---------- PROVIDED MATERIAL ----------

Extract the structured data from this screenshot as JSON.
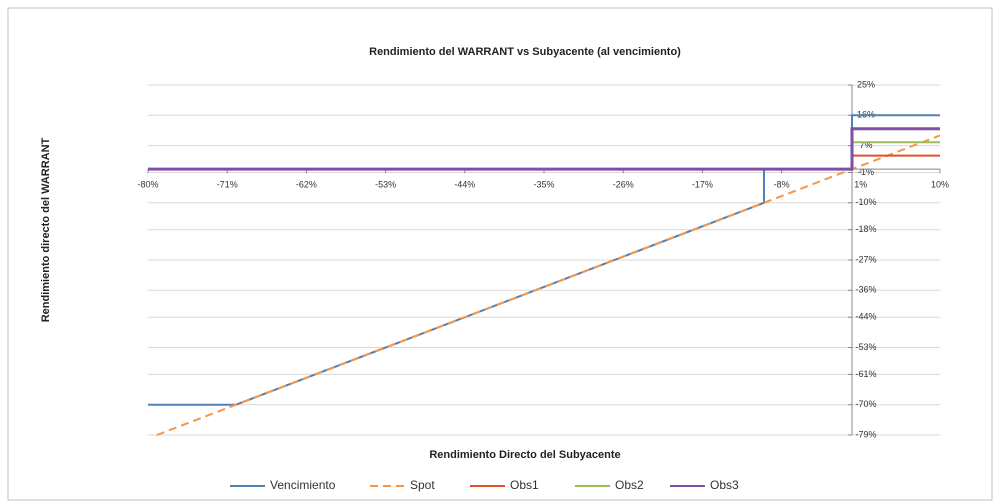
{
  "chart_data": {
    "type": "line",
    "title": "Rendimiento del WARRANT vs Subyacente (al vencimiento)",
    "x_label": "Rendimiento Directo del Subyacente",
    "y_label": "Rendimiento directo del WARRANT",
    "xlim": [
      -80,
      10
    ],
    "xticks": [
      {
        "value": -80,
        "label": "-80%"
      },
      {
        "value": -71,
        "label": "-71%"
      },
      {
        "value": -62,
        "label": "-62%"
      },
      {
        "value": -53,
        "label": "-53%"
      },
      {
        "value": -44,
        "label": "-44%"
      },
      {
        "value": -35,
        "label": "-35%"
      },
      {
        "value": -26,
        "label": "-26%"
      },
      {
        "value": -17,
        "label": "-17%"
      },
      {
        "value": -8,
        "label": "-8%"
      },
      {
        "value": 1,
        "label": "1%"
      },
      {
        "value": 10,
        "label": "10%"
      }
    ],
    "ylim": [
      -79,
      25
    ],
    "yticks": [
      {
        "value": 25,
        "label": "25%"
      },
      {
        "value": 16,
        "label": "16%"
      },
      {
        "value": 7,
        "label": "7%"
      },
      {
        "value": -1,
        "label": "-1%"
      },
      {
        "value": -10,
        "label": "-10%"
      },
      {
        "value": -18,
        "label": "-18%"
      },
      {
        "value": -27,
        "label": "-27%"
      },
      {
        "value": -36,
        "label": "-36%"
      },
      {
        "value": -44,
        "label": "-44%"
      },
      {
        "value": -53,
        "label": "-53%"
      },
      {
        "value": -61,
        "label": "-61%"
      },
      {
        "value": -70,
        "label": "-70%"
      },
      {
        "value": -79,
        "label": "-79%"
      }
    ],
    "grid": true,
    "legend": "bottom",
    "series": [
      {
        "name": "Vencimiento",
        "color": "#4f81bd",
        "dash": false,
        "x": [
          -80,
          -70,
          -10,
          -10,
          0,
          0,
          10
        ],
        "values": [
          -70,
          -70,
          -10,
          0,
          0,
          16,
          16
        ]
      },
      {
        "name": "Spot",
        "color": "#f79646",
        "dash": true,
        "x": [
          -79,
          10
        ],
        "values": [
          -79,
          10
        ]
      },
      {
        "name": "Obs1",
        "color": "#e0502a",
        "dash": false,
        "x": [
          -80,
          0,
          0,
          10
        ],
        "values": [
          0,
          0,
          4,
          4
        ]
      },
      {
        "name": "Obs2",
        "color": "#9bbb59",
        "dash": false,
        "x": [
          -80,
          0,
          0,
          10
        ],
        "values": [
          0,
          0,
          8,
          8
        ]
      },
      {
        "name": "Obs3",
        "color": "#7f4fa8",
        "dash": false,
        "x": [
          -80,
          0,
          0,
          10
        ],
        "values": [
          0,
          0,
          12,
          12
        ]
      }
    ]
  }
}
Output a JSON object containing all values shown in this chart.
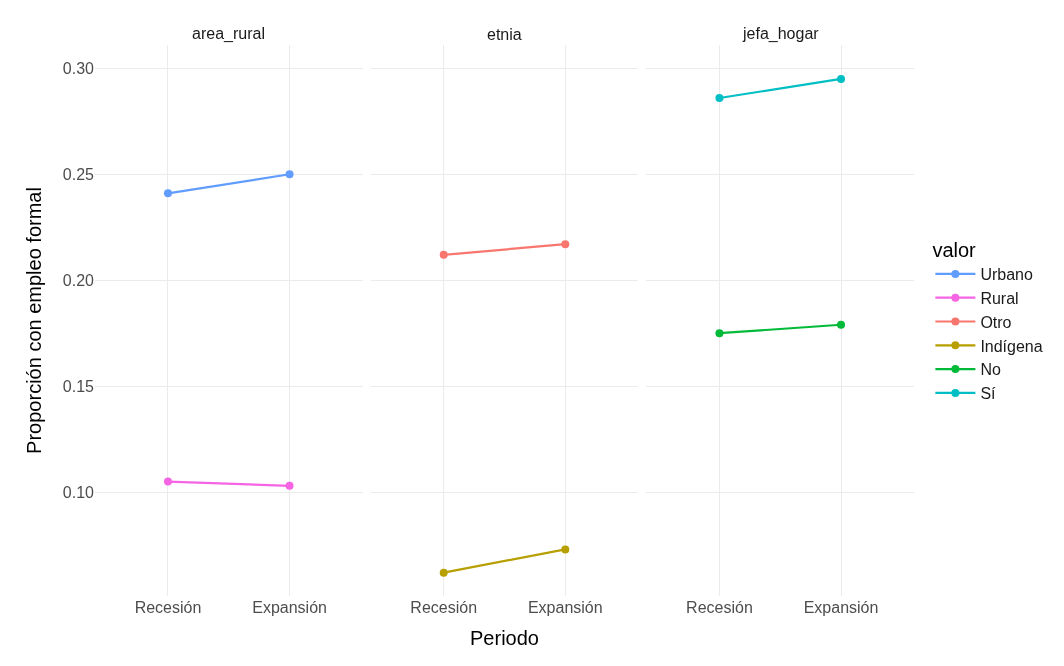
{
  "chart_data": [
    {
      "type": "line",
      "title": "area_rural",
      "ylabel": "Proporción con empleo formal",
      "categories": [
        "Recesión",
        "Expansión"
      ],
      "ylim": [
        0.051,
        0.311
      ],
      "yticks": [
        {
          "value": 0.1,
          "label": "0.10"
        },
        {
          "value": 0.15,
          "label": "0.15"
        },
        {
          "value": 0.2,
          "label": "0.20"
        },
        {
          "value": 0.25,
          "label": "0.25"
        },
        {
          "value": 0.3,
          "label": "0.30"
        }
      ],
      "grid": true,
      "marker": "circle",
      "line_style": "solid",
      "legend": "right",
      "series": [
        {
          "name": "Urbano",
          "color": "#619cff",
          "values": [
            0.241,
            0.25
          ]
        },
        {
          "name": "Rural",
          "color": "#f564e3",
          "values": [
            0.105,
            0.103
          ]
        }
      ]
    },
    {
      "type": "line",
      "title": "etnia",
      "xlabel": "Periodo",
      "categories": [
        "Recesión",
        "Expansión"
      ],
      "ylim": [
        0.051,
        0.311
      ],
      "tick_labels": "x",
      "grid": true,
      "marker": "circle",
      "line_style": "solid",
      "legend": "right",
      "series": [
        {
          "name": "Otro",
          "color": "#f8766d",
          "values": [
            0.212,
            0.217
          ]
        },
        {
          "name": "Indígena",
          "color": "#b79f00",
          "values": [
            0.062,
            0.073
          ]
        }
      ]
    },
    {
      "type": "line",
      "title": "jefa_hogar",
      "legend_title": "valor",
      "categories": [
        "Recesión",
        "Expansión"
      ],
      "ylim": [
        0.051,
        0.311
      ],
      "tick_labels": "x",
      "grid": true,
      "marker": "circle",
      "line_style": "solid",
      "legend": "right",
      "series": [
        {
          "name": "No",
          "color": "#00ba38",
          "values": [
            0.175,
            0.179
          ]
        },
        {
          "name": "Sí",
          "color": "#00bfc4",
          "values": [
            0.286,
            0.295
          ]
        }
      ]
    }
  ]
}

----------

Which lines in the records above contain the string "JSON"? Copy each one.

WRITTEN ANSWER:
Extract the structured data from this screenshot as JSON.
Output a JSON object containing all values shown in this chart.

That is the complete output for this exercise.